Check each line of the entries below for the string "ὅπερ"; copy every line where it appears.

Information given:
++++++++
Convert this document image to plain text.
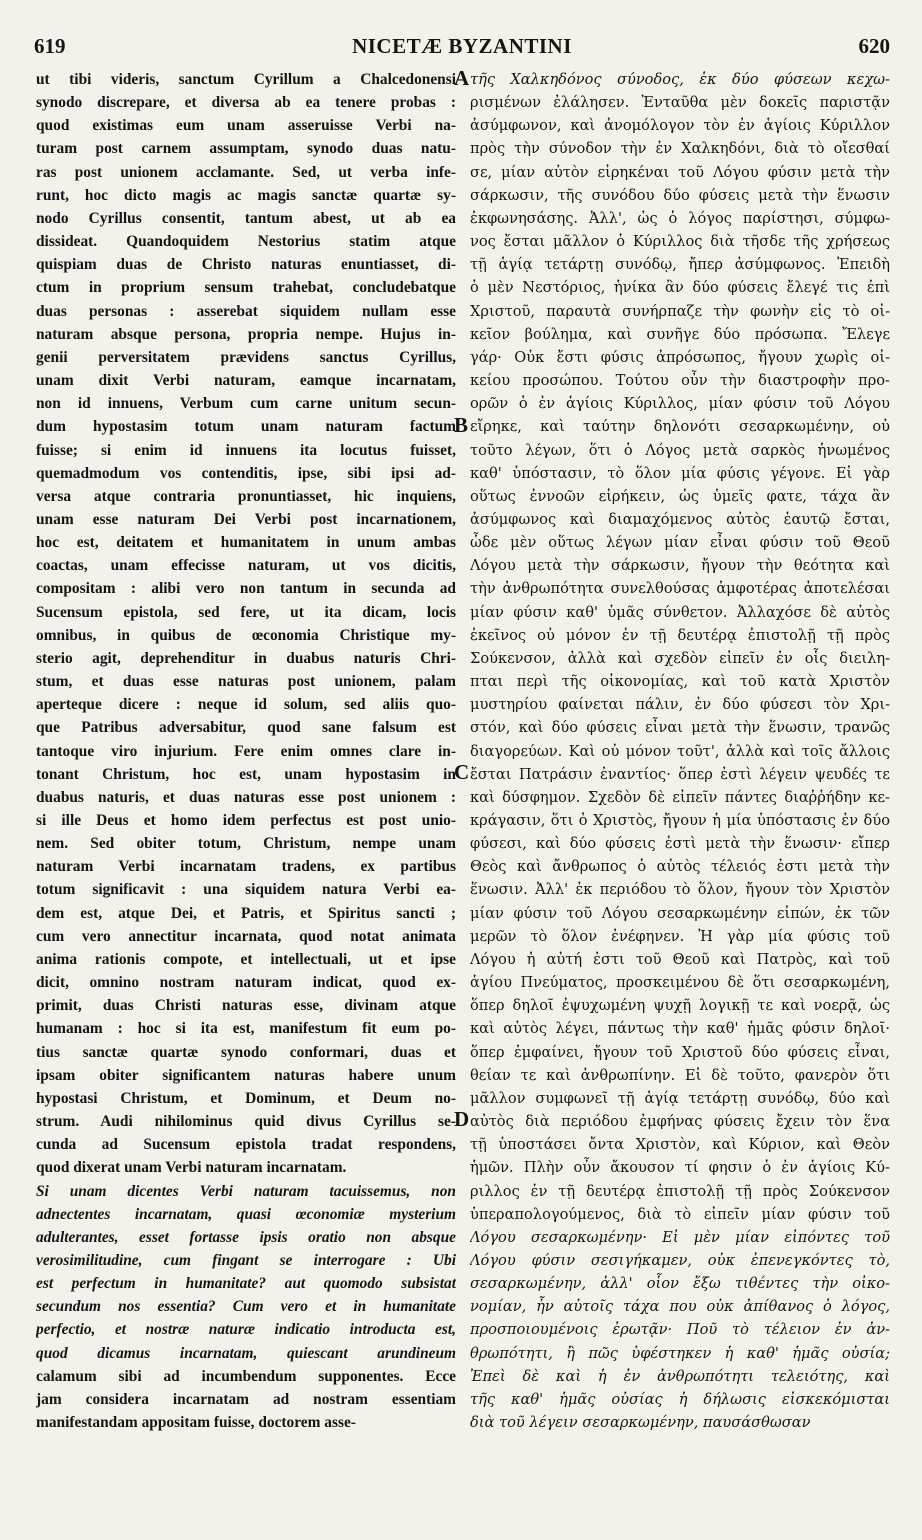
619	NICETÆ BYZANTINI	620
ut tibi videris, sanctum Cyrillum a Chalcedonensi
synodo discrepare, et diversa ab ea tenere probas :
quod existimas eum unam asseruisse Verbi na-
turam post carnem assumptam, synodo duas natu-
ras post unionem acclamante. Sed, ut verba infe-
runt, hoc dicto magis ac magis sanctæ quartæ sy-
nodo Cyrillus consentit, tantum abest, ut ab ea
dissideat. Quandoquidem Nestorius statim atque
quispiam duas de Christo naturas enuntiasset, di-
ctum in proprium sensum trahebat, concludebatque
duas personas : asserebat siquidem nullam esse
naturam absque persona, propria nempe. Hujus in-
genii perversitatem prævidens sanctus Cyrillus,
unam dixit Verbi naturam, eamque incarnatam,
non id innuens, Verbum cum carne unitum secun-
dum hypostasim totum unam naturam factum
fuisse; si enim id innuens ita locutus fuisset,
quemadmodum vos contenditis, ipse, sibi ipsi ad-
versa atque contraria pronuntiasset, hic inquiens,
unam esse naturam Dei Verbi post incarnationem,
hoc est, deitatem et humanitatem in unum ambas
coactas, unam effecisse naturam, ut vos dicitis,
compositam : alibi vero non tantum in secunda ad
Sucensum epistola, sed fere, ut ita dicam, locis
omnibus, in quibus de œconomia Christique my-
sterio agit, deprehenditur in duabus naturis Chri-
stum, et duas esse naturas post unionem, palam
aperteque dicere : neque id solum, sed aliis quo-
que Patribus adversabitur, quod sane falsum est
tantoque viro injurium. Fere enim omnes clare in-
tonant Christum, hoc est, unam hypostasim in
duabus naturis, et duas naturas esse post unionem :
si ille Deus et homo idem perfectus est post unio-
nem. Sed obiter totum, Christum, nempe unam
naturam Verbi incarnatam tradens, ex partibus
totum significavit : una siquidem natura Verbi ea-
dem est, atque Dei, et Patris, et Spiritus sancti ;
cum vero annectitur incarnata, quod notat animata
anima rationis compote, et intellectuali, ut et ipse
dicit, omnino nostram naturam indicat, quod ex-
primit, duas Christi naturas esse, divinam atque
humanam : hoc si ita est, manifestum fit eum po-
tius sanctæ quartæ synodo conformari, duas et
ipsam obiter significantem naturas habere unum
hypostasi Christum, et Dominum, et Deum no-
strum. Audi nihilominus quid divus Cyrillus se-
cunda ad Sucensum epistola tradat respondens,
quod dixerat unam Verbi naturam incarnatam.
Si unam dicentes Verbi naturam tacuissemus, non
adnectentes incarnatam, quasi œconomiæ mysterium
adulterantes, esset fortasse ipsis oratio non absque
verosimilitudine, cum fingant se interrogare : Ubi
est perfectum in humanitate? aut quomodo subsistat
secundum nos essentia? Cum vero et in humanitate
perfectio, et nostræ naturæ indicatio introducta est,
quod dicamus incarnatam, quiescant arundineum
calamum sibi ad incumbendum supponentes. Ecce
jam considera incarnatam ad nostram essentiam
manifestandam appositam fuisse, doctorem asse-
τῆς Χαλκηδόνος σύνοδος, ἐκ δύο φύσεων κεχω-
ρισμένων ἐλάλησεν. Ἐνταῦθα μὲν δοκεῖς παριστᾷν
ἀσύμφωνον, καὶ ἀνομόλογον τὸν ἐν ἁγίοις Κύριλλον
πρὸς τὴν σύνοδον τὴν ἐν Χαλκηδόνι, διὰ τὸ οἴεσθαί
σε, μίαν αὐτὸν εἰρηκέναι τοῦ Λόγου φύσιν μετὰ τὴν
σάρκωσιν, τῆς συνόδου δύο φύσεις μετὰ τὴν ἕνωσιν
ἐκφωνησάσης. Ἀλλ', ὡς ὁ λόγος παρίστησι, σύμφω-
νος ἔσται μᾶλλον ὁ Κύριλλος διὰ τῆσδε τῆς χρήσεως
τῇ ἁγίᾳ τετάρτῃ συνόδῳ, ἤπερ ἀσύμφωνος. Ἐπειδὴ
ὁ μὲν Νεστόριος, ἡνίκα ἂν δύο φύσεις ἔλεγέ τις ἐπὶ
Χριστοῦ, παραυτὰ συνήρπαζε τὴν φωνὴν εἰς τὸ οἰ-
κεῖον βούλημα, καὶ συνῆγε δύο πρόσωπα. Ἔλεγε
γάρ· Οὐκ ἔστι φύσις ἀπρόσωπος, ἤγουν χωρὶς οἰ-
κείου προσώπου. Τούτου οὖν τὴν διαστροφὴν προ-
ορῶν ὁ ἐν ἁγίοις Κύριλλος, μίαν φύσιν τοῦ Λόγου
εἴρηκε, καὶ ταύτην δηλονότι σεσαρκωμένην, οὐ
τοῦτο λέγων, ὅτι ὁ Λόγος μετὰ σαρκὸς ἡνωμένος
καθ' ὑπόστασιν, τὸ ὅλον μία φύσις γέγονε. Εἰ γὰρ
οὕτως ἐννοῶν εἰρήκειν, ὡς ὑμεῖς φατε, τάχα ἂν
ἀσύμφωνος καὶ διαμαχόμενος αὐτὸς ἑαυτῷ ἔσται,
ὧδε μὲν οὕτως λέγων μίαν εἶναι φύσιν τοῦ Θεοῦ
Λόγου μετὰ τὴν σάρκωσιν, ἤγουν τὴν θεότητα καὶ
τὴν ἀνθρωπότητα συνελθούσας ἀμφοτέρας ἀποτελέσαι
μίαν φύσιν καθ' ὑμᾶς σύνθετον. Ἀλλαχόσε δὲ αὐτὸς
ἐκεῖνος οὐ μόνον ἐν τῇ δευτέρᾳ ἐπιστολῇ τῇ πρὸς
Σούκενσον, ἀλλὰ καὶ σχεδὸν εἰπεῖν ἐν οἷς διειλη-
πται περὶ τῆς οἰκονομίας, καὶ τοῦ κατὰ Χριστὸν
μυστηρίου φαίνεται πάλιν, ἐν δύο φύσεσι τὸν Χρι-
στόν, καὶ δύο φύσεις εἶναι μετὰ τὴν ἕνωσιν, τρανῶς
διαγορεύων. Καὶ οὐ μόνον τοῦτ', ἀλλὰ καὶ τοῖς ἄλλοις
ἔσται Πατράσιν ἐναντίος· ὅπερ ἐστὶ λέγειν ψευδές τε
καὶ δύσφημον. Σχεδὸν δὲ εἰπεῖν πάντες διαῤῥήδην κε-
κράγασιν, ὅτι ὁ Χριστὸς, ἤγουν ἡ μία ὑπόστασις ἐν δύο
φύσεσι, καὶ δύο φύσεις ἐστὶ μετὰ τὴν ἕνωσιν· εἴπερ
Θεὸς καὶ ἄνθρωπος ὁ αὐτὸς τέλειός ἐστι μετὰ τὴν
ἕνωσιν. Ἀλλ' ἐκ περιόδου τὸ ὅλον, ἤγουν τὸν Χριστὸν
μίαν φύσιν τοῦ Λόγου σεσαρκωμένην εἰπών, ἐκ τῶν
μερῶν τὸ ὅλον ἐνέφηνεν. Ἡ γὰρ μία φύσις τοῦ
Λόγου ἡ αὐτή ἐστι τοῦ Θεοῦ καὶ Πατρὸς, καὶ τοῦ
ἁγίου Πνεύματος, προσκειμένου δὲ ὅτι σεσαρκωμένη,
ὅπερ δηλοῖ ἐψυχωμένη ψυχῇ λογικῇ τε καὶ νοερᾷ, ὡς
καὶ αὐτὸς λέγει, πάντως τὴν καθ' ἡμᾶς φύσιν δηλοῖ·
ὅπερ ἐμφαίνει, ἤγουν τοῦ Χριστοῦ δύο φύσεις εἶναι,
θείαν τε καὶ ἀνθρωπίνην. Εἰ δὲ τοῦτο, φανερὸν ὅτι
μᾶλλον συμφωνεῖ τῇ ἁγίᾳ τετάρτῃ συνόδῳ, δύο καὶ
αὐτὸς διὰ περιόδου ἐμφήνας φύσεις ἔχειν τὸν ἕνα
τῇ ὑποστάσει ὄντα Χριστὸν, καὶ Κύριον, καὶ Θεὸν
ἡμῶν. Πλὴν οὖν ἄκουσον τί φησιν ὁ ἐν ἁγίοις Κύ-
ριλλος ἐν τῇ δευτέρᾳ ἐπιστολῇ τῇ πρὸς Σούκενσον
ὑπεραπολογούμενος, διὰ τὸ εἰπεῖν μίαν φύσιν τοῦ
Λόγου σεσαρκωμένην· Εἰ μὲν μίαν εἰπόντες τοῦ
Λόγου φύσιν σεσιγήκαμεν, οὐκ ἐπενεγκόντες τὸ,
σεσαρκωμένην, ἀλλ' οἷον ἔξω τιθέντες τὴν οἰκο-
νομίαν, ἦν αὐτοῖς τάχα που οὐκ ἀπίθανος ὁ λόγος,
προσποιουμένοις ἐρωτᾷν· Ποῦ τὸ τέλειον ἐν ἀν-
θρωπότητι, ἢ πῶς ὑφέστηκεν ἡ καθ' ἡμᾶς οὐσία;
Ἐπεὶ δὲ καὶ ἡ ἐν ἀνθρωπότητι τελειότης, καὶ
τῆς καθ' ἡμᾶς οὐσίας ἡ δήλωσις εἰσκεκόμισται
διὰ τοῦ λέγειν σεσαρκωμένην, παυσάσθωσαν
A
B
C
D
++++++++
Answer in full:
ἔσται Πατράσιν ἐναντίος· ὅπερ ἐστὶ λέγειν ψευδές τε
ὅπερ δηλοῖ ἐψυχωμένη ψυχῇ λογικῇ τε καὶ νοερᾷ, ὡς
ὅπερ ἐμφαίνει, ἤγουν τοῦ Χριστοῦ δύο φύσεις εἶναι,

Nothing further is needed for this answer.